• YOUR OBJECTIVE:
Repeat every record exactly, but keep images out of the copy.

— START —

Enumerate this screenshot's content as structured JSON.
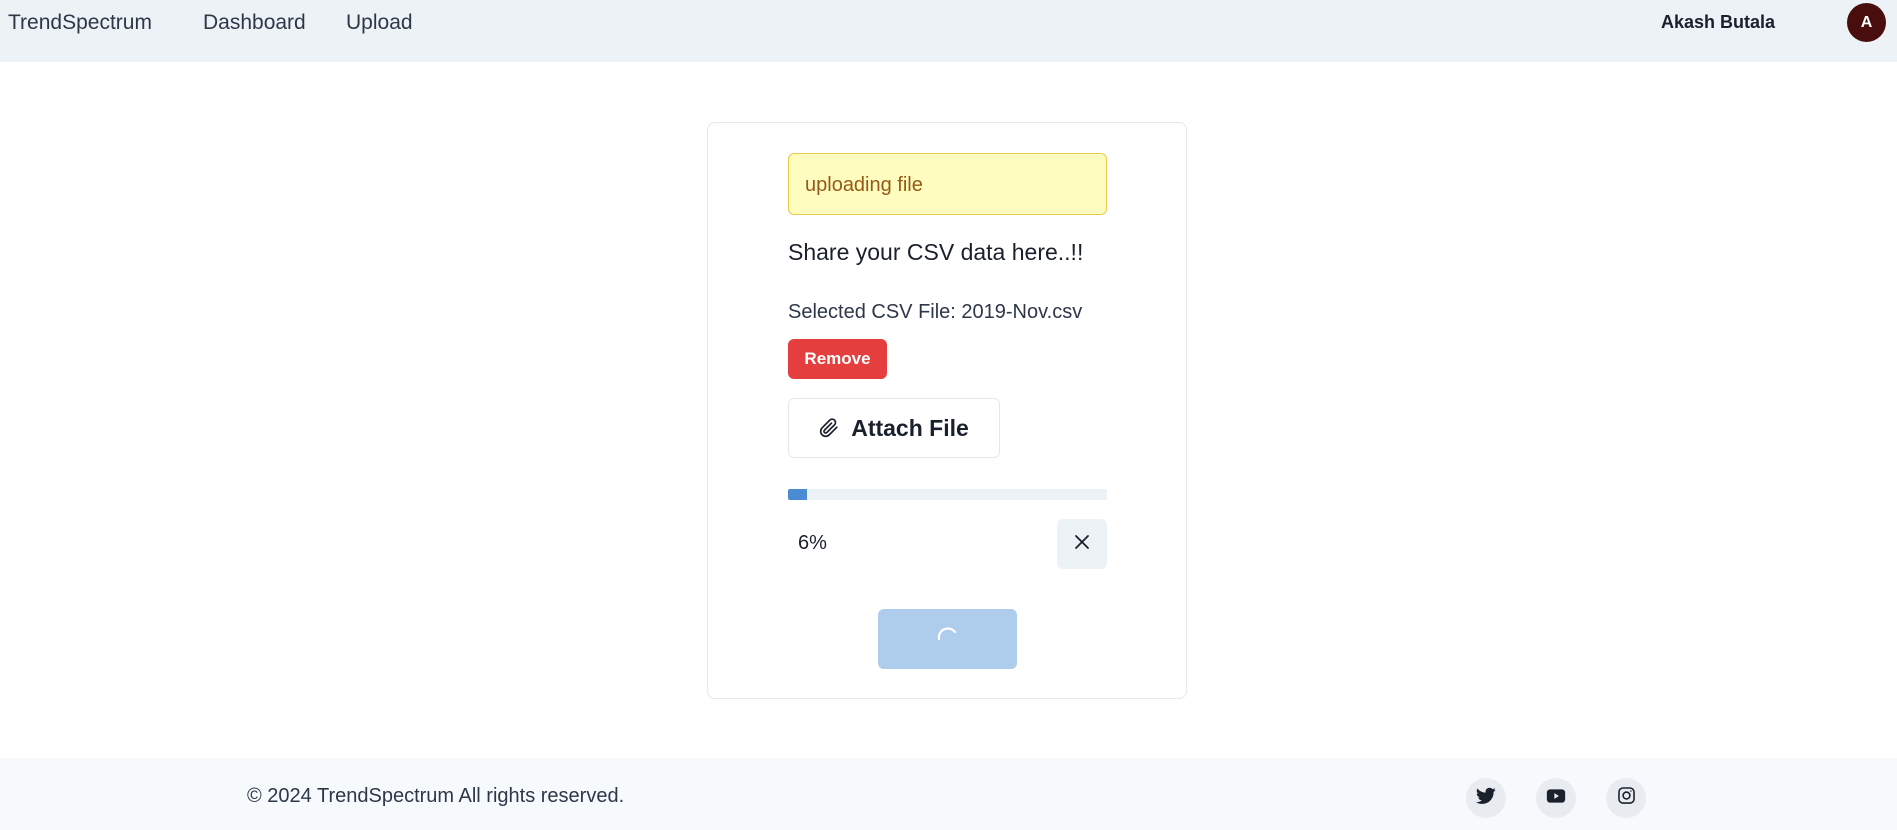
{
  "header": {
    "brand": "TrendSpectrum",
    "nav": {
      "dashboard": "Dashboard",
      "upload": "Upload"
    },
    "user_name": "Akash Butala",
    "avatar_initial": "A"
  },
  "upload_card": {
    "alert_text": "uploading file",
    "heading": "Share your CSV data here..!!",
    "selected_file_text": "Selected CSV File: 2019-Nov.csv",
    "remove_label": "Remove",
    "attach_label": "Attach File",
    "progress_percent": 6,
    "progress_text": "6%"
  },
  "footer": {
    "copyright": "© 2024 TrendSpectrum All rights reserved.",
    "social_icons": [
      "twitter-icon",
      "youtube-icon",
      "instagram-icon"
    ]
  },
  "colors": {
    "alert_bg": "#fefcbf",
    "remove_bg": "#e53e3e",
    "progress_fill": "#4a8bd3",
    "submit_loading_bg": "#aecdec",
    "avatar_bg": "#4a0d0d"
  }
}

— END —

• RESPONSE FOR THIS EXERCISE:
Enumerate this screenshot's content as structured JSON.
{
  "header": {
    "brand": "TrendSpectrum",
    "nav": {
      "dashboard": "Dashboard",
      "upload": "Upload"
    },
    "user_name": "Akash Butala",
    "avatar_initial": "A"
  },
  "upload_card": {
    "alert_text": "uploading file",
    "heading": "Share your CSV data here..!!",
    "selected_file_text": "Selected CSV File: 2019-Nov.csv",
    "remove_label": "Remove",
    "attach_label": "Attach File",
    "progress_percent": 6,
    "progress_text": "6%"
  },
  "footer": {
    "copyright": "© 2024 TrendSpectrum All rights reserved.",
    "social_icons": [
      "twitter-icon",
      "youtube-icon",
      "instagram-icon"
    ]
  },
  "colors": {
    "alert_bg": "#fefcbf",
    "remove_bg": "#e53e3e",
    "progress_fill": "#4a8bd3",
    "submit_loading_bg": "#aecdec",
    "avatar_bg": "#4a0d0d"
  }
}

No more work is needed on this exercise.